Instructions to follow ::
Pull out each line of the data that includes the word "Vapor".

++++++

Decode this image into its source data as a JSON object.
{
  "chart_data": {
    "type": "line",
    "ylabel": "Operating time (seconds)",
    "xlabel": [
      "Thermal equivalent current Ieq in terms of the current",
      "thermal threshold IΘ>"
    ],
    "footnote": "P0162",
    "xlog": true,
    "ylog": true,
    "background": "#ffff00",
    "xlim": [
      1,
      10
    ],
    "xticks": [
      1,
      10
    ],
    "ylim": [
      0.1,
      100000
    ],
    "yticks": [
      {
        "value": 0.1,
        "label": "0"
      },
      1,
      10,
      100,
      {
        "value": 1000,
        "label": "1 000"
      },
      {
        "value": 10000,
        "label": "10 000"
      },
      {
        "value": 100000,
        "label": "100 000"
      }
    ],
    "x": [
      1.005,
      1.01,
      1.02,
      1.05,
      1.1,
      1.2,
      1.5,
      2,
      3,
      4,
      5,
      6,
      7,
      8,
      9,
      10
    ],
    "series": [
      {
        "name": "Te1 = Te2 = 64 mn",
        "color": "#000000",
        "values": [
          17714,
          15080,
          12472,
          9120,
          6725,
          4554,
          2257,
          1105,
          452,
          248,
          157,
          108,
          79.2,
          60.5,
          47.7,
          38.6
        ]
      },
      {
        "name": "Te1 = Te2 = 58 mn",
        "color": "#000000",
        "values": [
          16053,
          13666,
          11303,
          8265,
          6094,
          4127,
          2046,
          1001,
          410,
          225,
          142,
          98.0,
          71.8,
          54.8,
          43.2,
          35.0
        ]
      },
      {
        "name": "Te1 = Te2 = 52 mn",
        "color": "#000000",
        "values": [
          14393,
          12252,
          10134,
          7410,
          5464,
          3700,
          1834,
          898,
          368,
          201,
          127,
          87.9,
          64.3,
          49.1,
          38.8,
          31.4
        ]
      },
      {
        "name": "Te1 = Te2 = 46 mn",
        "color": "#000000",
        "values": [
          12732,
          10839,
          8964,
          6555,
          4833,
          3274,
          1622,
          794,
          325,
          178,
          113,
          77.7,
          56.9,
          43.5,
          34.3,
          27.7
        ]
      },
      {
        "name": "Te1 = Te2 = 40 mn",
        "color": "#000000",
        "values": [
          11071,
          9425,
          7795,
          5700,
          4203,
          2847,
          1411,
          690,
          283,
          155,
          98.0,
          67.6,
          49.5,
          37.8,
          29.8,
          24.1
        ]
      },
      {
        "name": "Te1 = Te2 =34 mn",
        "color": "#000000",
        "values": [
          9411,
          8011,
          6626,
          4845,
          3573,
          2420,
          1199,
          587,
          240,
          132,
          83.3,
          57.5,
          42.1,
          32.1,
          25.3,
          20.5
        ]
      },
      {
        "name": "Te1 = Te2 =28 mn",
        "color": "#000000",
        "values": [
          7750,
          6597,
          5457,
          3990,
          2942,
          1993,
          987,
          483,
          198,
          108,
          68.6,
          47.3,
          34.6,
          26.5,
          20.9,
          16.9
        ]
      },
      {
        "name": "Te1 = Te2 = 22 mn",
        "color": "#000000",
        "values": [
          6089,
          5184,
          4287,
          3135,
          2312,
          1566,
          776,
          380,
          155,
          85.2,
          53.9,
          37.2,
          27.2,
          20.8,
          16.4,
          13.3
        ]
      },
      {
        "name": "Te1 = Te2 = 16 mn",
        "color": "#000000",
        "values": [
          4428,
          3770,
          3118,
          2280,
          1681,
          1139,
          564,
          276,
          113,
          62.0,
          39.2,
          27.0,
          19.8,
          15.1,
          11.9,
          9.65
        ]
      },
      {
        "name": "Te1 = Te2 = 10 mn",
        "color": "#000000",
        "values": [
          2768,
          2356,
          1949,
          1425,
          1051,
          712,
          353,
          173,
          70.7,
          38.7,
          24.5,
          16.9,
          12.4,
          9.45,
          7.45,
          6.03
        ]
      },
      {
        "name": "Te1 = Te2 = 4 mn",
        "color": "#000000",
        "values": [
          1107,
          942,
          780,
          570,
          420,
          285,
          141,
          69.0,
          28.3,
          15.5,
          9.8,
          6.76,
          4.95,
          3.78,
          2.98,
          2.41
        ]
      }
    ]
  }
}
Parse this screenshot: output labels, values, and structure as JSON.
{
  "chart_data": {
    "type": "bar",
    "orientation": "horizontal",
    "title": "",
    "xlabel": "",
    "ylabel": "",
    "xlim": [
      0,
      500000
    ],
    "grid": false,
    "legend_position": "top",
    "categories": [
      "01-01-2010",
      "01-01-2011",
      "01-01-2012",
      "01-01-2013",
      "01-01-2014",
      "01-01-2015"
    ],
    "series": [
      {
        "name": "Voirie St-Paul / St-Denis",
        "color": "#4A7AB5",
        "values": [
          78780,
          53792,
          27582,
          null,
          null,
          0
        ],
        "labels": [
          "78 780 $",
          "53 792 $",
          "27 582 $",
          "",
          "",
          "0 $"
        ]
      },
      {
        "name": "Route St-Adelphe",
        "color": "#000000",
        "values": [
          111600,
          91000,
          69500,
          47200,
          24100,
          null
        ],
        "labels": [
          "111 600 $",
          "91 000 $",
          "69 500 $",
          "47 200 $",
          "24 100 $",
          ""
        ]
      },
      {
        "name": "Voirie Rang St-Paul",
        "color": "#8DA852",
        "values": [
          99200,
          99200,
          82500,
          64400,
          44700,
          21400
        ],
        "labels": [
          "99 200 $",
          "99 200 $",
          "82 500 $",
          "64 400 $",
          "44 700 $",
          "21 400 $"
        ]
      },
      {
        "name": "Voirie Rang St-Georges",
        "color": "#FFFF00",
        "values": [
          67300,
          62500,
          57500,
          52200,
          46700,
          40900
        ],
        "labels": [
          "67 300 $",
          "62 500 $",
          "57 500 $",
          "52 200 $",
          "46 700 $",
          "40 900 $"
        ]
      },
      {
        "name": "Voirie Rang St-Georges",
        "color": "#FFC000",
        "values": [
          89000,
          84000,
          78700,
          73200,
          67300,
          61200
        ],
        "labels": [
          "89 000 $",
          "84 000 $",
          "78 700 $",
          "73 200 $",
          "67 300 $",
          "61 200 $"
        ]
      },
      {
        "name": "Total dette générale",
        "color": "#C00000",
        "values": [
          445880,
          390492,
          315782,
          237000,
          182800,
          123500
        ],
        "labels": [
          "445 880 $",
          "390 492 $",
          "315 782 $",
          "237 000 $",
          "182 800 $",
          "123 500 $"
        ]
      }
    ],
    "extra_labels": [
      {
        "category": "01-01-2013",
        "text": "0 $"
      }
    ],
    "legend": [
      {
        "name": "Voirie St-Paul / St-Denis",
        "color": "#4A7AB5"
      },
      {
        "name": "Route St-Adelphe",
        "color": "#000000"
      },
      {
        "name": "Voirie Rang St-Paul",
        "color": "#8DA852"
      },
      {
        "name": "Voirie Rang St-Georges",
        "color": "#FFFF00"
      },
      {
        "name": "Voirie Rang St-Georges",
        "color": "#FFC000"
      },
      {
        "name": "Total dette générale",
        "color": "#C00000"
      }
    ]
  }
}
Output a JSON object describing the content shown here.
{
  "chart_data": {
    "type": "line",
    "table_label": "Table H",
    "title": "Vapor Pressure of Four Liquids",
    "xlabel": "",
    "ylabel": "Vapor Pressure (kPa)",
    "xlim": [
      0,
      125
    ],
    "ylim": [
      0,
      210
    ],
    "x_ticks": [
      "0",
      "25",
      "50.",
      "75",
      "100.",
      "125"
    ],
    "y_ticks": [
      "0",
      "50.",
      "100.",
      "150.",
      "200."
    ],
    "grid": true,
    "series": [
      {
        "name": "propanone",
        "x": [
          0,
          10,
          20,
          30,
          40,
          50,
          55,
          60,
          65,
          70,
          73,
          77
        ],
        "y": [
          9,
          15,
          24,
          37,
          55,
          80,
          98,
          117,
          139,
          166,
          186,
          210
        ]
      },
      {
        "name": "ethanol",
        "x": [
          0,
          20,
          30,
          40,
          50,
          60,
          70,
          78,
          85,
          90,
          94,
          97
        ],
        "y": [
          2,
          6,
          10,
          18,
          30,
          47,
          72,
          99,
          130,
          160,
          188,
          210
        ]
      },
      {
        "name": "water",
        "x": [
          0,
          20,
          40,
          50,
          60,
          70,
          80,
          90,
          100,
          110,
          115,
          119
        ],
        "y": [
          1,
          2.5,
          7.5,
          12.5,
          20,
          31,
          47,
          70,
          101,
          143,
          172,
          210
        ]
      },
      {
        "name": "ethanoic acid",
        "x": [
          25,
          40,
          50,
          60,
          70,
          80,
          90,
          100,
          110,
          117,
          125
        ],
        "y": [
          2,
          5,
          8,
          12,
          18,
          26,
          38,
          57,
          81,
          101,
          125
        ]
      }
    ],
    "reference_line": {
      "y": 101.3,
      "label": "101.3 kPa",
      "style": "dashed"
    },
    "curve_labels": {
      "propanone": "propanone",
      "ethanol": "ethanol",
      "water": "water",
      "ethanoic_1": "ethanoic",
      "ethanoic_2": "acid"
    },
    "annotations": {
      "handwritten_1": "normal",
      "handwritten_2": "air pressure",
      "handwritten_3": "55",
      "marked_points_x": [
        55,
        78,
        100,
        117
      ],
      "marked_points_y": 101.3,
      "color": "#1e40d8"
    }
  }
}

++++++

Task result ::
    "title": "Vapor Pressure of Four Liquids",
    "ylabel": "Vapor Pressure (kPa)",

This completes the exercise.